> **WHAT YOU HAVE TO DO**
Copy each line that contains the string "女方应于".

»»

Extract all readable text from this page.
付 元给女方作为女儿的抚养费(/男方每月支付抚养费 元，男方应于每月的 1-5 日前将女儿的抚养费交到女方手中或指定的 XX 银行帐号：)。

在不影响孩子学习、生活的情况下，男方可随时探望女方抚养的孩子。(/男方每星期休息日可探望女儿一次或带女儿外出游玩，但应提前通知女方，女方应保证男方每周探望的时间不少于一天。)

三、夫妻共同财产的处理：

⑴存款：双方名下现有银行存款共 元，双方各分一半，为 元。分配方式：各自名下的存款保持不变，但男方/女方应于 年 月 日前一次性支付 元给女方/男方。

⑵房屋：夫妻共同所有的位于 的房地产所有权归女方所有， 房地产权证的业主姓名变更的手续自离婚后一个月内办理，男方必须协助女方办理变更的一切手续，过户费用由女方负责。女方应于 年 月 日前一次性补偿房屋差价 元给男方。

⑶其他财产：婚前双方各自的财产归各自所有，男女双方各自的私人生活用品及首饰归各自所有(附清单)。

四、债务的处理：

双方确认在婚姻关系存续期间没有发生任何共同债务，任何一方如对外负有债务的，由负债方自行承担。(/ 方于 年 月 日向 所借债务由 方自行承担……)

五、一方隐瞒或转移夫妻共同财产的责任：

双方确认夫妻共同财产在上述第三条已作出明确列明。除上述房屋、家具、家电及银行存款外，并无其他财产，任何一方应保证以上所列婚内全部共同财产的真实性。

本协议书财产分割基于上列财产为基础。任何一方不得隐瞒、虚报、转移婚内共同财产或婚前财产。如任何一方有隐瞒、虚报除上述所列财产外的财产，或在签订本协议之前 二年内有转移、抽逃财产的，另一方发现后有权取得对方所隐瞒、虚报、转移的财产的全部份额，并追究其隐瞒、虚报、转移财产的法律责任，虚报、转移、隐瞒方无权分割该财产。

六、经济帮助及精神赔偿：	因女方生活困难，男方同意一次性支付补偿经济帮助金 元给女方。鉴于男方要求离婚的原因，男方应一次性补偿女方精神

««

> **OUTPUT**
⑴存款：双方名下现有银行存款共 元，双方各分一半，为 元。分配方式：各自名下的存款保持不变，但男方/女方应于 年 月 日前一次性支付 元给女方/男方。
⑵房屋：夫妻共同所有的位于 的房地产所有权归女方所有， 房地产权证的业主姓名变更的手续自离婚后一个月内办理，男方必须协助女方办理变更的一切手续，过户费用由女方负责。女方应于 年 月 日前一次性补偿房屋差价 元给男方。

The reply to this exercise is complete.